## BEGIN DATA TO USE

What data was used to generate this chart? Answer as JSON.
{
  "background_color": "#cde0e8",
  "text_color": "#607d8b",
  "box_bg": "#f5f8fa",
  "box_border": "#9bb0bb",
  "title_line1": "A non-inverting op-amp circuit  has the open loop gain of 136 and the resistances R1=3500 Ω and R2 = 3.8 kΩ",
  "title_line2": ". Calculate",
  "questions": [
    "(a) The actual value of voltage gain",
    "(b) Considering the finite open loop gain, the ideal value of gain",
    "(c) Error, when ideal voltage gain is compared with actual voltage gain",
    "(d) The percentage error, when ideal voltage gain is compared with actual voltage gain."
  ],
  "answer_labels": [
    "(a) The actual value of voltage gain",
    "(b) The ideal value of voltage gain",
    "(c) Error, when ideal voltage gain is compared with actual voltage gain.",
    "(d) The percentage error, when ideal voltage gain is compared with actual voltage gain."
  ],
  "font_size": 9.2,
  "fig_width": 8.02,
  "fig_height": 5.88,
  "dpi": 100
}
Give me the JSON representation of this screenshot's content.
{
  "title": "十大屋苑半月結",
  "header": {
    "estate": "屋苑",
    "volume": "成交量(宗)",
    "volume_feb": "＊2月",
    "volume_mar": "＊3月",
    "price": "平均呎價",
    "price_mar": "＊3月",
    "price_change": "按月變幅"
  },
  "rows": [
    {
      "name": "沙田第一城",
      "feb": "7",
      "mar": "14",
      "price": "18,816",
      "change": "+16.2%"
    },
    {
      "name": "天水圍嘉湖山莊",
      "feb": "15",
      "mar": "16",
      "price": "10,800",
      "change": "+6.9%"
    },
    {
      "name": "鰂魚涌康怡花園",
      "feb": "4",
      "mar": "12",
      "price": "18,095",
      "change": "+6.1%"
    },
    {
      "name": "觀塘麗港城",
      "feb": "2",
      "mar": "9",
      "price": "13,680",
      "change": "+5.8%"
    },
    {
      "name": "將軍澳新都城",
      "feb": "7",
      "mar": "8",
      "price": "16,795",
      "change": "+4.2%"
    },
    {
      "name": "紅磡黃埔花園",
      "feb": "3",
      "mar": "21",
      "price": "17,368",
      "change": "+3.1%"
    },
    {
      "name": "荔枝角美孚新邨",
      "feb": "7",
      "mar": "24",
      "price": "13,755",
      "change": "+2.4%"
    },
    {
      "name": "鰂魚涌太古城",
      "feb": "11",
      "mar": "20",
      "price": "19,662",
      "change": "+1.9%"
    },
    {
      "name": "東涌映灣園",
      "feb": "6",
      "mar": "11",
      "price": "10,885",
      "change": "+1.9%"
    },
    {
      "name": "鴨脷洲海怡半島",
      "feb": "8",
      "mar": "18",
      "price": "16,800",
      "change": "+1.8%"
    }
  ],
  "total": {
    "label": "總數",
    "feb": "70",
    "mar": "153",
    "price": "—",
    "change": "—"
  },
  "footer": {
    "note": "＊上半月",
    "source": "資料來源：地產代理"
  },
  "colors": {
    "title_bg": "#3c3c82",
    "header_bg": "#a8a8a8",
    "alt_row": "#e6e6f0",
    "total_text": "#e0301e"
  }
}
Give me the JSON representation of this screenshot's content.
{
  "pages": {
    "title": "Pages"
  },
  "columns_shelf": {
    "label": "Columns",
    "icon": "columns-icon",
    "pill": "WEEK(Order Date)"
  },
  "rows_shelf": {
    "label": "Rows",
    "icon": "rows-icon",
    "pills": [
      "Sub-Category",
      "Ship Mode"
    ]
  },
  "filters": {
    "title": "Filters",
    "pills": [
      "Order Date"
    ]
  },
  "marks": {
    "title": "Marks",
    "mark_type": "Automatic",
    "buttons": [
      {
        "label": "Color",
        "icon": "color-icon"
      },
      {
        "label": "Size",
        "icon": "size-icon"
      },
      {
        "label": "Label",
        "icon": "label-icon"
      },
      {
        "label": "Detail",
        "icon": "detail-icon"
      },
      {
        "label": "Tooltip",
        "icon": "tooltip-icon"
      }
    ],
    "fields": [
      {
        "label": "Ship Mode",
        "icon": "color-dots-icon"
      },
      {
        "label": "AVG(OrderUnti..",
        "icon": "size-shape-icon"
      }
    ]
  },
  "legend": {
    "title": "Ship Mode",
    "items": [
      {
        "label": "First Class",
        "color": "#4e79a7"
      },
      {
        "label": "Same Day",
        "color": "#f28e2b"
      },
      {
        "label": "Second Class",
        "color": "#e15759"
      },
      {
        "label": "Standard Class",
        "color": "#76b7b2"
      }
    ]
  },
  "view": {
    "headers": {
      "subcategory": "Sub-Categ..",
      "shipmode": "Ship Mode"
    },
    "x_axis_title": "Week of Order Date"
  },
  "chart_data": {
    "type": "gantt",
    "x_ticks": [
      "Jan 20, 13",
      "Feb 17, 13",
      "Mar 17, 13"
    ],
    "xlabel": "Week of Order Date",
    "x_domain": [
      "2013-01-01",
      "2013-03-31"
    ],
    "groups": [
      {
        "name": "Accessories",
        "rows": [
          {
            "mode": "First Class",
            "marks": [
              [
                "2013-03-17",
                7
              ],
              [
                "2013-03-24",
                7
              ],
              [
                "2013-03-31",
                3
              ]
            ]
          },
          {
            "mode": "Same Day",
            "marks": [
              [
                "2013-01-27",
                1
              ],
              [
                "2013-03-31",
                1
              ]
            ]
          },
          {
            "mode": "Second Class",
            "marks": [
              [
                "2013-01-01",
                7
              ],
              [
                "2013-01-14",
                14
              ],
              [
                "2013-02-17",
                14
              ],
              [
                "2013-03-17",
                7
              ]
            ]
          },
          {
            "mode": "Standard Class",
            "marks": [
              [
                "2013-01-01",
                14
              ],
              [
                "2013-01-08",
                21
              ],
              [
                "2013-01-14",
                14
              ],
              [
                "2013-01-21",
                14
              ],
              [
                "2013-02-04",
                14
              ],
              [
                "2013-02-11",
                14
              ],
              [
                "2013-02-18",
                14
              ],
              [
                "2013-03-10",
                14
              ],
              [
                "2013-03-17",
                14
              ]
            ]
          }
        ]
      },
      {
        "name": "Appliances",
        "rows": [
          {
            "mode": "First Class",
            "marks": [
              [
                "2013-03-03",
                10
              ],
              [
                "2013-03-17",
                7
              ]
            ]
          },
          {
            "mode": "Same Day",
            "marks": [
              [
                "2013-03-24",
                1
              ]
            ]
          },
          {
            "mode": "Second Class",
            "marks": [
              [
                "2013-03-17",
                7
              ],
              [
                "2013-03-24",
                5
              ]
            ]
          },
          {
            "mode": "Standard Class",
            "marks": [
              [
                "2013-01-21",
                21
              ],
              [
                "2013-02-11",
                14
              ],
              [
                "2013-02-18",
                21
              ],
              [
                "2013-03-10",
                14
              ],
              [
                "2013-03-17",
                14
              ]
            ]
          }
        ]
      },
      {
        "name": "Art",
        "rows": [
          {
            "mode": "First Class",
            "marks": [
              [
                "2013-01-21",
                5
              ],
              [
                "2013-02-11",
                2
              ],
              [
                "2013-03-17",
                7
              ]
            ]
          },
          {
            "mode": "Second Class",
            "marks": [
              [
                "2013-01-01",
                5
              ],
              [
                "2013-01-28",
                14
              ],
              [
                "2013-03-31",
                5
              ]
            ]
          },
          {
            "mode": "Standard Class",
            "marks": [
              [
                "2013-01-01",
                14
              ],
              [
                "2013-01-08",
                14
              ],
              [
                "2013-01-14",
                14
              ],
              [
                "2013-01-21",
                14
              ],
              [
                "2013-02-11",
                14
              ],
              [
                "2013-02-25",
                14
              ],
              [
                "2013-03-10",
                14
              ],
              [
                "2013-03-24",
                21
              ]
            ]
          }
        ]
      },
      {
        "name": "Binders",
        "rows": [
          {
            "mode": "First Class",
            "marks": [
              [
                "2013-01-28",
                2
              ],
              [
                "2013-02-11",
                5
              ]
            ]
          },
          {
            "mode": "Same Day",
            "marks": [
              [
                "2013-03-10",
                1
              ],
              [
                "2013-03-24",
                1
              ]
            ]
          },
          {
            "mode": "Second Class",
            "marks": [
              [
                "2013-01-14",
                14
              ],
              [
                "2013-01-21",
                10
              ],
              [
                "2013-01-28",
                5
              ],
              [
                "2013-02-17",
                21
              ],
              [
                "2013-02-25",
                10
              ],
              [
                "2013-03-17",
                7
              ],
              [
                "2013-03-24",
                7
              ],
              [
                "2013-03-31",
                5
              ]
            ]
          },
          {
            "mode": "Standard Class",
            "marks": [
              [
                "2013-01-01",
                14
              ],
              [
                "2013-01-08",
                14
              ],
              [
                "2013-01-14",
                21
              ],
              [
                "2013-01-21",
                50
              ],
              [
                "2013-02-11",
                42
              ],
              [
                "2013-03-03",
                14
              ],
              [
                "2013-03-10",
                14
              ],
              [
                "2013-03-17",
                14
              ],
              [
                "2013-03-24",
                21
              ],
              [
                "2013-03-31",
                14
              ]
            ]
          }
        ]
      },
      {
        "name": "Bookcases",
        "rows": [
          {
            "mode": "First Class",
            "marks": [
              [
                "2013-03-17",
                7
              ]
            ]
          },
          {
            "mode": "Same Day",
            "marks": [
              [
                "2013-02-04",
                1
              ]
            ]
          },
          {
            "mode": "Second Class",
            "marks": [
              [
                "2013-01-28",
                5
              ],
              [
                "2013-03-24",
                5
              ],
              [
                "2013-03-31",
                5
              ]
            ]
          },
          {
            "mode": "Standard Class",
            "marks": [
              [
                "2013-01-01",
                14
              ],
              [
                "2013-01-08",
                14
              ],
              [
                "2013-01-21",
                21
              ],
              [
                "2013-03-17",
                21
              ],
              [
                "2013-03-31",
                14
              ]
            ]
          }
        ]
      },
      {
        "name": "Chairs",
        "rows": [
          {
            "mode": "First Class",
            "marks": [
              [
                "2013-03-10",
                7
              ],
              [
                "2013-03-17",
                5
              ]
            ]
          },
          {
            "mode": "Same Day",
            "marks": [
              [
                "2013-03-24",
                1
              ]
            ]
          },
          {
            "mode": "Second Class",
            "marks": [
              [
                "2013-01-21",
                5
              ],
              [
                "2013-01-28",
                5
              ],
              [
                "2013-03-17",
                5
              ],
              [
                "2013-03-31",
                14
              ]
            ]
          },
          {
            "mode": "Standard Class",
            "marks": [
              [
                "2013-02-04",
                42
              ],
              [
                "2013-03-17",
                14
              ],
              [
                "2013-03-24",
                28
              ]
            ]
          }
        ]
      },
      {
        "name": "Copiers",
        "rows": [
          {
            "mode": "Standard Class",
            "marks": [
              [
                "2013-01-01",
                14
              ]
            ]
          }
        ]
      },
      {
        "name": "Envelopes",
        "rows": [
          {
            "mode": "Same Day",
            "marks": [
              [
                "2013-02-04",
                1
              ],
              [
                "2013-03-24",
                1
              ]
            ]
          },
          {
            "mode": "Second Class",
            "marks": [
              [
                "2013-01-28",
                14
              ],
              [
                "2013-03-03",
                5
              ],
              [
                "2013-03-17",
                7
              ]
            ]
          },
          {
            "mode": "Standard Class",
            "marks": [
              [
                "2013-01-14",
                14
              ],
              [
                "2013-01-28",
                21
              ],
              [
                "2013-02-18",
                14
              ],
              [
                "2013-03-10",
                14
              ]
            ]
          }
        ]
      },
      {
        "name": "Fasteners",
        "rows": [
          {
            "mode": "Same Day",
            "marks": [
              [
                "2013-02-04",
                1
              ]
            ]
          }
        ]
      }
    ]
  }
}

## END DATA TO USE

• _WHAT IS REQUIRED_:
Search the data for the string "Ship". List each line that has it.

• _EXPECTED ANSWER_:
      "Ship Mode"
        "label": "Ship Mode",
    "title": "Ship Mode",
      "shipmode": "Ship Mode"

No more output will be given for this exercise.